__REQUIREMENT__
Transcribe the records that follow in their entirety, omitting any pictures.

(Extracted records)
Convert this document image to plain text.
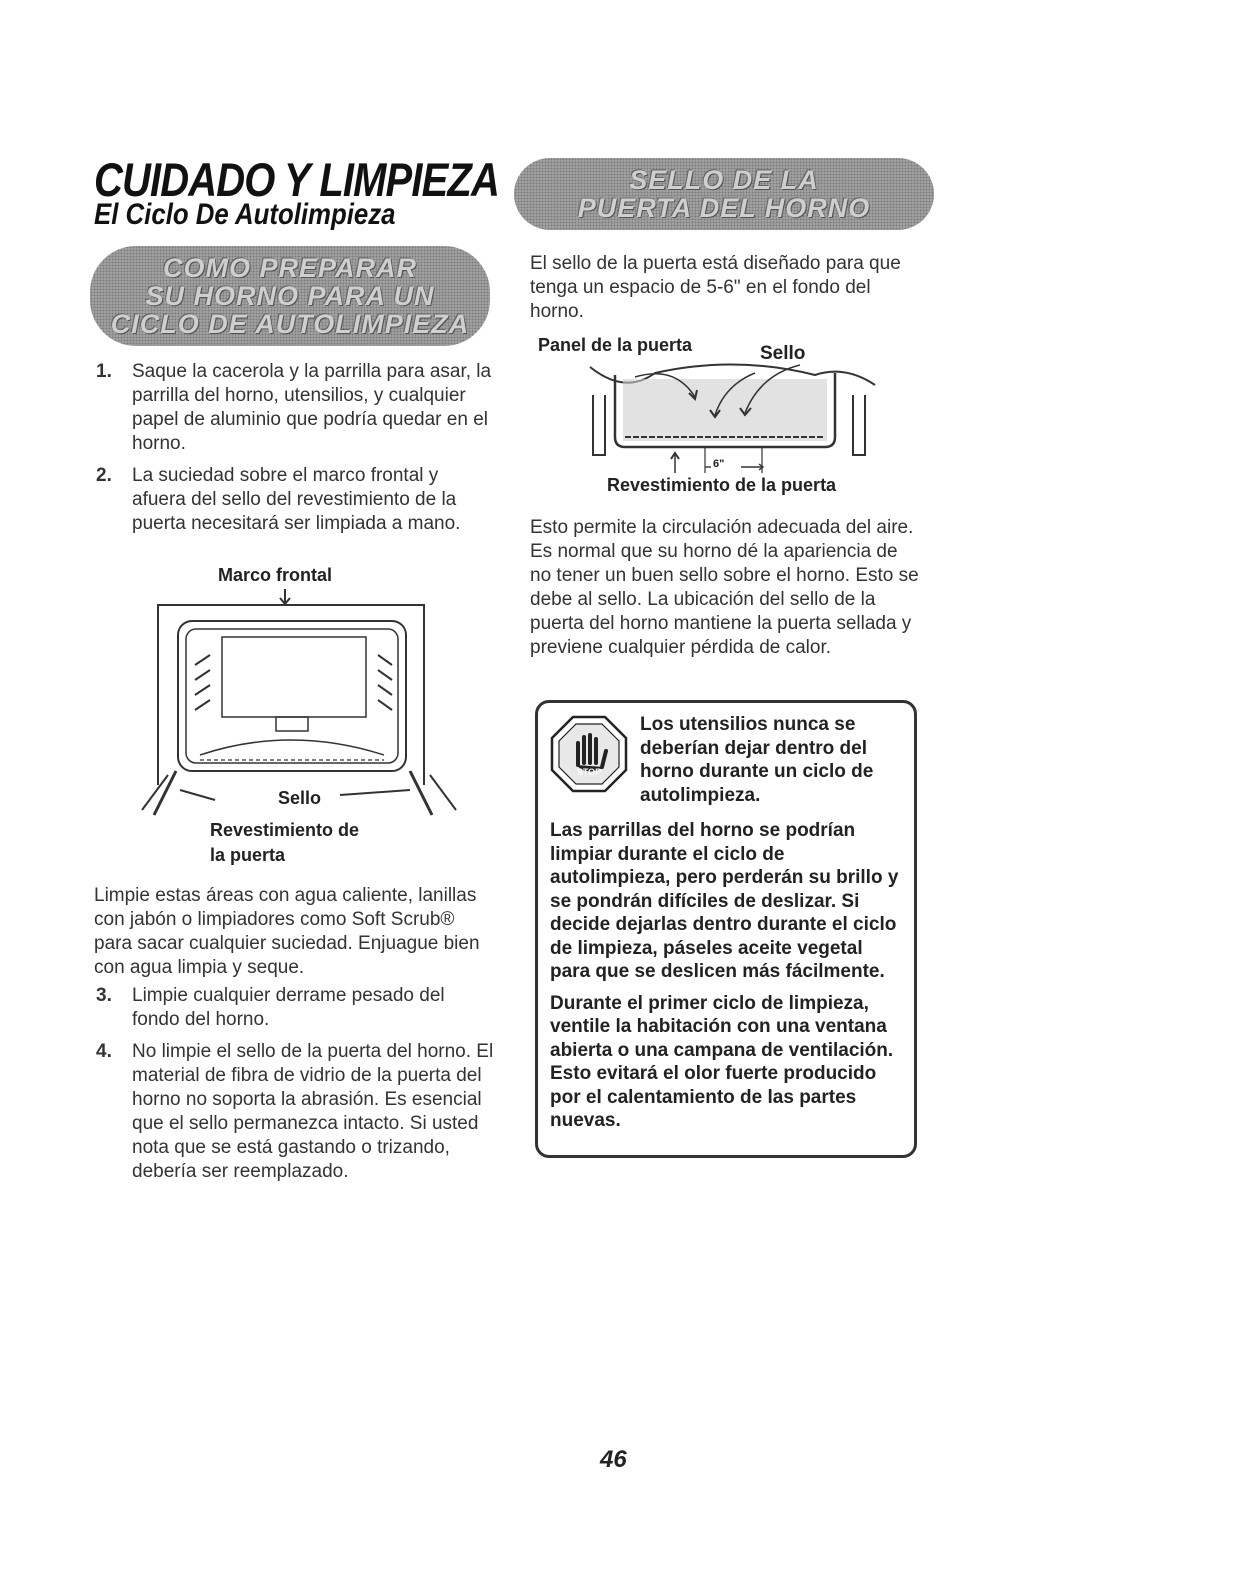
CUIDADO Y LIMPIEZA
El Ciclo De Autolimpieza
COMO PREPARAR
SU HORNO PARA UN
CICLO DE AUTOLIMPIEZA
1. Saque la cacerola y la parrilla para asar, la parrilla del horno, utensilios, y cualquier papel de aluminio que podría quedar en el horno.
2. La suciedad sobre el marco frontal y afuera del sello del revestimiento de la puerta necesitará ser limpiada a mano.
Marco frontal
Sello
Revestimiento de
la puerta
Limpie estas áreas con agua caliente, lanillas con jabón o limpiadores como Soft Scrub® para sacar cualquier suciedad. Enjuague bien con agua limpia y seque.
3. Limpie cualquier derrame pesado del fondo del horno.
4. No limpie el sello de la puerta del horno. El material de fibra de vidrio de la puerta del horno no soporta la abrasión. Es esencial que el sello permanezca intacto. Si usted nota que se está gastando o trizando, debería ser reemplazado.
SELLO DE LA
PUERTA DEL HORNO
El sello de la puerta está diseñado para que tenga un espacio de 5-6" en el fondo del horno.
Panel de la puerta	Sello
6"
Revestimiento de la puerta
Esto permite la circulación adecuada del aire. Es normal que su horno dé la apariencia de no tener un buen sello sobre el horno. Esto se debe al sello. La ubicación del sello de la puerta del horno mantiene la puerta sellada y previene cualquier pérdida de calor.
STOP
Los utensilios nunca se deberían dejar dentro del horno durante un ciclo de autolimpieza.
Las parrillas del horno se podrían limpiar durante el ciclo de autolimpieza, pero perderán su brillo y se pondrán difíciles de deslizar. Si decide dejarlas dentro durante el ciclo de limpieza, páseles aceite vegetal para que se deslicen más fácilmente.
Durante el primer ciclo de limpieza, ventile la habitación con una ventana abierta o una campana de ventilación. Esto evitará el olor fuerte producido por el calentamiento de las partes nuevas.
46
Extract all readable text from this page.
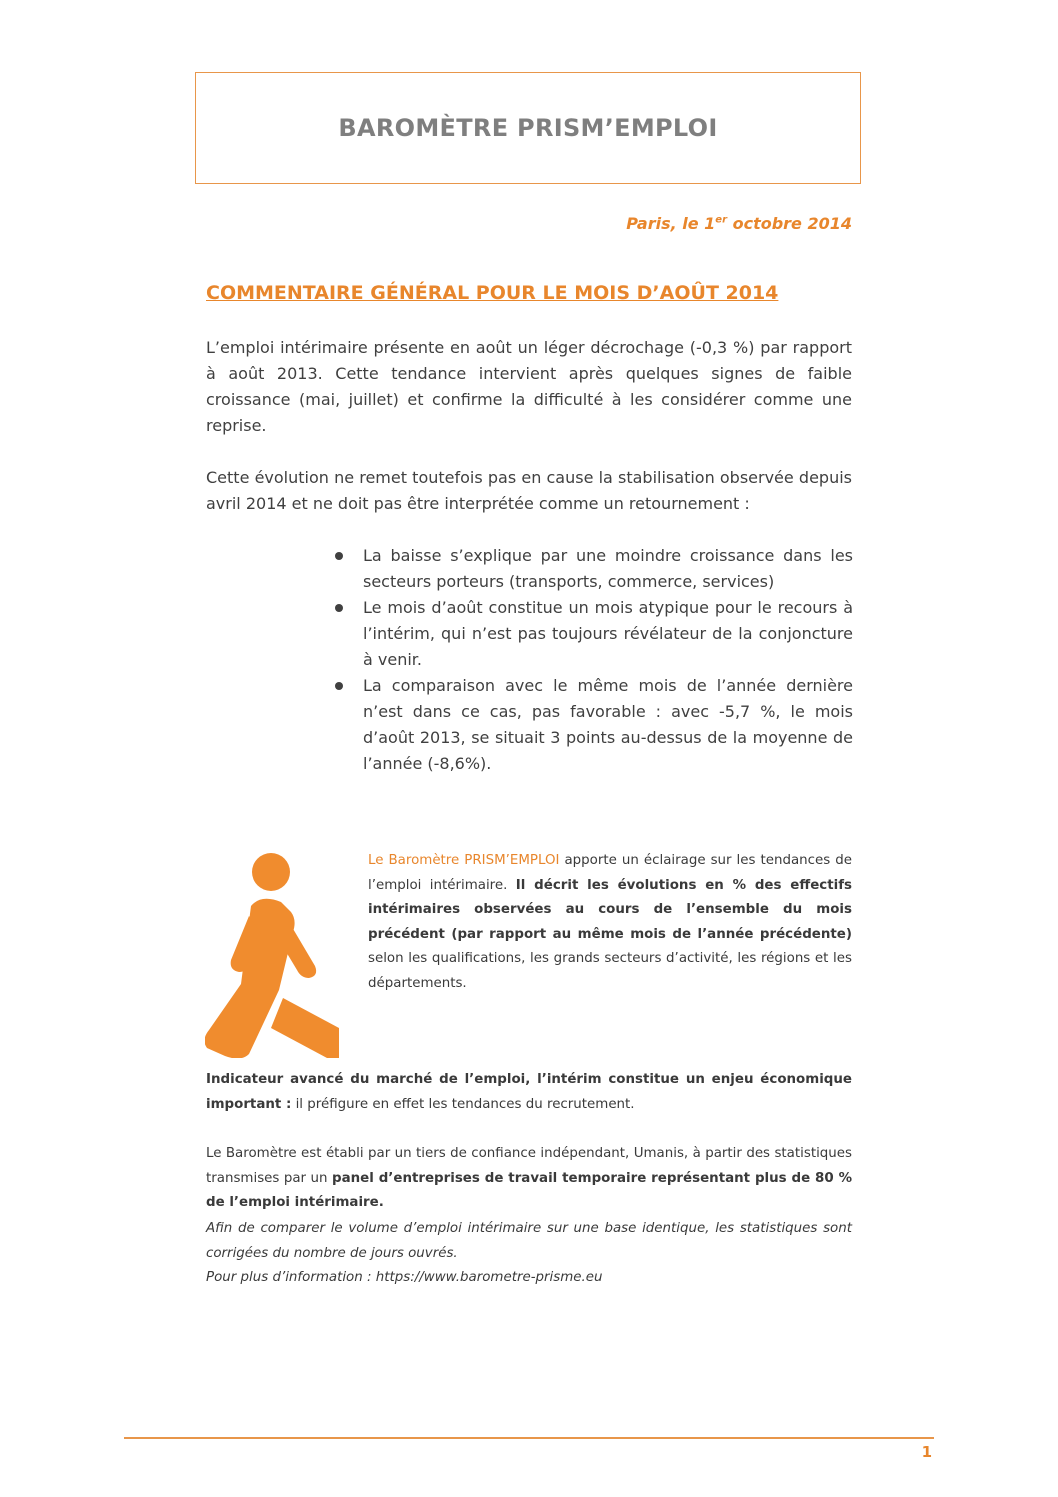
BAROMÈTRE PRISM’EMPLOI
Paris, le 1er octobre 2014
COMMENTAIRE GÉNÉRAL POUR LE MOIS D’AOÛT 2014

L’emploi intérimaire présente en août un léger décrochage (-0,3 %) par rapport à août 2013. Cette tendance intervient après quelques signes de faible croissance (mai, juillet) et confirme la difficulté à les considérer comme une reprise.

Cette évolution ne remet toutefois pas en cause la stabilisation observée depuis avril 2014 et ne doit pas être interprétée comme un retournement :

La baisse s’explique par une moindre croissance dans les secteurs porteurs (transports, commerce, services)
Le mois d’août constitue un mois atypique pour le recours à l’intérim, qui n’est pas toujours révélateur de la conjoncture à venir.
La comparaison avec le même mois de l’année dernière n’est dans ce cas, pas favorable : avec -5,7 %, le mois d’août 2013, se situait 3 points au-dessus de la moyenne de l’année (-8,6%).

Le Baromètre PRISM’EMPLOI apporte un éclairage sur les tendances de l’emploi intérimaire. Il décrit les évolutions en % des effectifs intérimaires observées au cours de l’ensemble du mois précédent (par rapport au même mois de l’année précédente) selon les qualifications, les grands secteurs d’activité, les régions et les départements.

Indicateur avancé du marché de l’emploi, l’intérim constitue un enjeu économique important : il préfigure en effet les tendances du recrutement.

Le Baromètre est établi par un tiers de confiance indépendant, Umanis, à partir des statistiques transmises par un panel d’entreprises de travail temporaire représentant plus de 80 % de l’emploi intérimaire.

Afin de comparer le volume d’emploi intérimaire sur une base identique, les statistiques sont corrigées du nombre de jours ouvrés.

Pour plus d’information : https://www.barometre-prisme.eu

1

__REPLY__
Convert this document image to plain text.
CUIDADO Y LIMPIEZA
El Ciclo De Autolimpieza
COMO PREPARAR
SU HORNO PARA UN
CICLO DE AUTOLIMPIEZA
1. Saque la cacerola y la parrilla para asar, la parrilla del horno, utensilios, y cualquier papel de aluminio que podría quedar en el horno.
2. La suciedad sobre el marco frontal y afuera del sello del revestimiento de la puerta necesitará ser limpiada a mano.
Marco frontal
Sello
Revestimiento de
la puerta
Limpie estas áreas con agua caliente, lanillas con jabón o limpiadores como Soft Scrub® para sacar cualquier suciedad. Enjuague bien con agua limpia y seque.
3. Limpie cualquier derrame pesado del fondo del horno.
4. No limpie el sello de la puerta del horno. El material de fibra de vidrio de la puerta del horno no soporta la abrasión. Es esencial que el sello permanezca intacto. Si usted nota que se está gastando o trizando, debería ser reemplazado.
SELLO DE LA
PUERTA DEL HORNO
El sello de la puerta está diseñado para que tenga un espacio de 5-6" en el fondo del horno.
Panel de la puerta	Sello
6"
Revestimiento de la puerta
Esto permite la circulación adecuada del aire. Es normal que su horno dé la apariencia de no tener un buen sello sobre el horno. Esto se debe al sello. La ubicación del sello de la puerta del horno mantiene la puerta sellada y previene cualquier pérdida de calor.
STOP
Los utensilios nunca se deberían dejar dentro del horno durante un ciclo de autolimpieza.
Las parrillas del horno se podrían limpiar durante el ciclo de autolimpieza, pero perderán su brillo y se pondrán difíciles de deslizar. Si decide dejarlas dentro durante el ciclo de limpieza, páseles aceite vegetal para que se deslicen más fácilmente.
Durante el primer ciclo de limpieza, ventile la habitación con una ventana abierta o una campana de ventilación. Esto evitará el olor fuerte producido por el calentamiento de las partes nuevas.
46
Extract all readable text from this page.
BAROMÈTRE PRISM’EMPLOI
Paris, le 1er octobre 2014
COMMENTAIRE GÉNÉRAL POUR LE MOIS D’AOÛT 2014

L’emploi intérimaire présente en août un léger décrochage (-0,3 %) par rapport à août 2013. Cette tendance intervient après quelques signes de faible croissance (mai, juillet) et confirme la difficulté à les considérer comme une reprise.

Cette évolution ne remet toutefois pas en cause la stabilisation observée depuis avril 2014 et ne doit pas être interprétée comme un retournement :

La baisse s’explique par une moindre croissance dans les secteurs porteurs (transports, commerce, services)
Le mois d’août constitue un mois atypique pour le recours à l’intérim, qui n’est pas toujours révélateur de la conjoncture à venir.
La comparaison avec le même mois de l’année dernière n’est dans ce cas, pas favorable : avec -5,7 %, le mois d’août 2013, se situait 3 points au-dessus de la moyenne de l’année (-8,6%).

Le Baromètre PRISM’EMPLOI apporte un éclairage sur les tendances de l’emploi intérimaire. Il décrit les évolutions en % des effectifs intérimaires observées au cours de l’ensemble du mois précédent (par rapport au même mois de l’année précédente) selon les qualifications, les grands secteurs d’activité, les régions et les départements.

Indicateur avancé du marché de l’emploi, l’intérim constitue un enjeu économique important : il préfigure en effet les tendances du recrutement.

Le Baromètre est établi par un tiers de confiance indépendant, Umanis, à partir des statistiques transmises par un panel d’entreprises de travail temporaire représentant plus de 80 % de l’emploi intérimaire.

Afin de comparer le volume d’emploi intérimaire sur une base identique, les statistiques sont corrigées du nombre de jours ouvrés.

Pour plus d’information : https://www.barometre-prisme.eu

1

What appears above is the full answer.